**** Given entries ****
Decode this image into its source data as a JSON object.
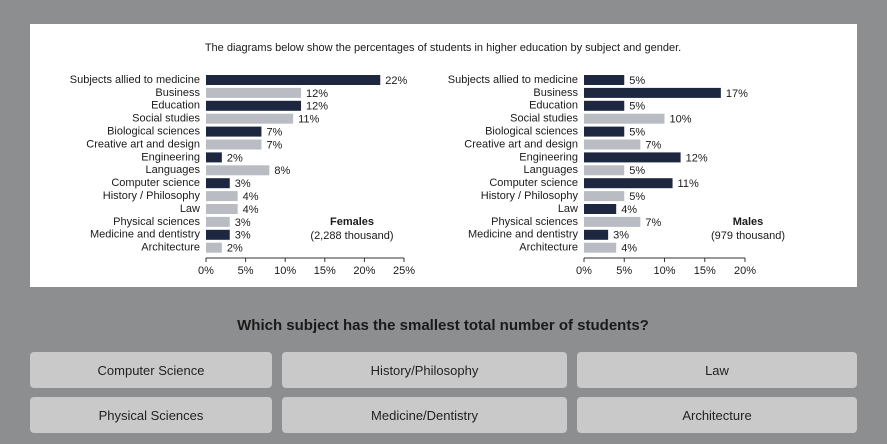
{
  "title": "The diagrams below show the percentages of students in higher education by subject and gender.",
  "chart_data": [
    {
      "type": "bar",
      "orientation": "horizontal",
      "categories": [
        "Subjects allied to medicine",
        "Business",
        "Education",
        "Social studies",
        "Biological sciences",
        "Creative art and design",
        "Engineering",
        "Languages",
        "Computer science",
        "History / Philosophy",
        "Law",
        "Physical sciences",
        "Medicine and dentistry",
        "Architecture"
      ],
      "values": [
        22,
        12,
        12,
        11,
        7,
        7,
        2,
        8,
        3,
        4,
        4,
        3,
        3,
        2
      ],
      "value_labels": [
        "22%",
        "12%",
        "12%",
        "11%",
        "7%",
        "7%",
        "2%",
        "8%",
        "3%",
        "4%",
        "4%",
        "3%",
        "3%",
        "2%"
      ],
      "colors": [
        "#1e2740",
        "#b9bdc3",
        "#1e2740",
        "#b9bdc3",
        "#1e2740",
        "#b9bdc3",
        "#1e2740",
        "#b9bdc3",
        "#1e2740",
        "#b9bdc3",
        "#b9bdc3",
        "#b9bdc3",
        "#1e2740",
        "#b9bdc3"
      ],
      "xlim": [
        0,
        25
      ],
      "xticks": [
        {
          "value": 0,
          "label": "0%"
        },
        {
          "value": 5,
          "label": "5%"
        },
        {
          "value": 10,
          "label": "10%"
        },
        {
          "value": 15,
          "label": "15%"
        },
        {
          "value": 20,
          "label": "20%"
        },
        {
          "value": 25,
          "label": "25%"
        }
      ],
      "annotations": [
        "Females",
        "(2,288 thousand)"
      ]
    },
    {
      "type": "bar",
      "orientation": "horizontal",
      "categories": [
        "Subjects allied to medicine",
        "Business",
        "Education",
        "Social studies",
        "Biological sciences",
        "Creative art and design",
        "Engineering",
        "Languages",
        "Computer science",
        "History / Philosophy",
        "Law",
        "Physical sciences",
        "Medicine and dentistry",
        "Architecture"
      ],
      "values": [
        5,
        17,
        5,
        10,
        5,
        7,
        12,
        5,
        11,
        5,
        4,
        7,
        3,
        4
      ],
      "value_labels": [
        "5%",
        "17%",
        "5%",
        "10%",
        "5%",
        "7%",
        "12%",
        "5%",
        "11%",
        "5%",
        "4%",
        "7%",
        "3%",
        "4%"
      ],
      "colors": [
        "#1e2740",
        "#1e2740",
        "#1e2740",
        "#b9bdc3",
        "#1e2740",
        "#b9bdc3",
        "#1e2740",
        "#b9bdc3",
        "#1e2740",
        "#b9bdc3",
        "#1e2740",
        "#b9bdc3",
        "#1e2740",
        "#b9bdc3"
      ],
      "xlim": [
        0,
        20
      ],
      "xticks": [
        {
          "value": 0,
          "label": "0%"
        },
        {
          "value": 5,
          "label": "5%"
        },
        {
          "value": 10,
          "label": "10%"
        },
        {
          "value": 15,
          "label": "15%"
        },
        {
          "value": 20,
          "label": "20%"
        }
      ],
      "annotations": [
        "Males",
        "(979 thousand)"
      ]
    }
  ],
  "question": "Which subject has the smallest total number of students?",
  "options": [
    "Computer Science",
    "History/Philosophy",
    "Law",
    "Physical Sciences",
    "Medicine/Dentistry",
    "Architecture"
  ]
}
****
The records above are to be reproduced exactly; the pictures are to be left out.

Decode this image into its source data as a JSON object.
{
  "title": "The diagrams below show the percentages of students in higher education by subject and gender.",
  "chart_data": [
    {
      "type": "bar",
      "orientation": "horizontal",
      "categories": [
        "Subjects allied to medicine",
        "Business",
        "Education",
        "Social studies",
        "Biological sciences",
        "Creative art and design",
        "Engineering",
        "Languages",
        "Computer science",
        "History / Philosophy",
        "Law",
        "Physical sciences",
        "Medicine and dentistry",
        "Architecture"
      ],
      "values": [
        22,
        12,
        12,
        11,
        7,
        7,
        2,
        8,
        3,
        4,
        4,
        3,
        3,
        2
      ],
      "value_labels": [
        "22%",
        "12%",
        "12%",
        "11%",
        "7%",
        "7%",
        "2%",
        "8%",
        "3%",
        "4%",
        "4%",
        "3%",
        "3%",
        "2%"
      ],
      "colors": [
        "#1e2740",
        "#b9bdc3",
        "#1e2740",
        "#b9bdc3",
        "#1e2740",
        "#b9bdc3",
        "#1e2740",
        "#b9bdc3",
        "#1e2740",
        "#b9bdc3",
        "#b9bdc3",
        "#b9bdc3",
        "#1e2740",
        "#b9bdc3"
      ],
      "xlim": [
        0,
        25
      ],
      "xticks": [
        {
          "value": 0,
          "label": "0%"
        },
        {
          "value": 5,
          "label": "5%"
        },
        {
          "value": 10,
          "label": "10%"
        },
        {
          "value": 15,
          "label": "15%"
        },
        {
          "value": 20,
          "label": "20%"
        },
        {
          "value": 25,
          "label": "25%"
        }
      ],
      "annotations": [
        "Females",
        "(2,288 thousand)"
      ]
    },
    {
      "type": "bar",
      "orientation": "horizontal",
      "categories": [
        "Subjects allied to medicine",
        "Business",
        "Education",
        "Social studies",
        "Biological sciences",
        "Creative art and design",
        "Engineering",
        "Languages",
        "Computer science",
        "History / Philosophy",
        "Law",
        "Physical sciences",
        "Medicine and dentistry",
        "Architecture"
      ],
      "values": [
        5,
        17,
        5,
        10,
        5,
        7,
        12,
        5,
        11,
        5,
        4,
        7,
        3,
        4
      ],
      "value_labels": [
        "5%",
        "17%",
        "5%",
        "10%",
        "5%",
        "7%",
        "12%",
        "5%",
        "11%",
        "5%",
        "4%",
        "7%",
        "3%",
        "4%"
      ],
      "colors": [
        "#1e2740",
        "#1e2740",
        "#1e2740",
        "#b9bdc3",
        "#1e2740",
        "#b9bdc3",
        "#1e2740",
        "#b9bdc3",
        "#1e2740",
        "#b9bdc3",
        "#1e2740",
        "#b9bdc3",
        "#1e2740",
        "#b9bdc3"
      ],
      "xlim": [
        0,
        20
      ],
      "xticks": [
        {
          "value": 0,
          "label": "0%"
        },
        {
          "value": 5,
          "label": "5%"
        },
        {
          "value": 10,
          "label": "10%"
        },
        {
          "value": 15,
          "label": "15%"
        },
        {
          "value": 20,
          "label": "20%"
        }
      ],
      "annotations": [
        "Males",
        "(979 thousand)"
      ]
    }
  ],
  "question": "Which subject has the smallest total number of students?",
  "options": [
    "Computer Science",
    "History/Philosophy",
    "Law",
    "Physical Sciences",
    "Medicine/Dentistry",
    "Architecture"
  ]
}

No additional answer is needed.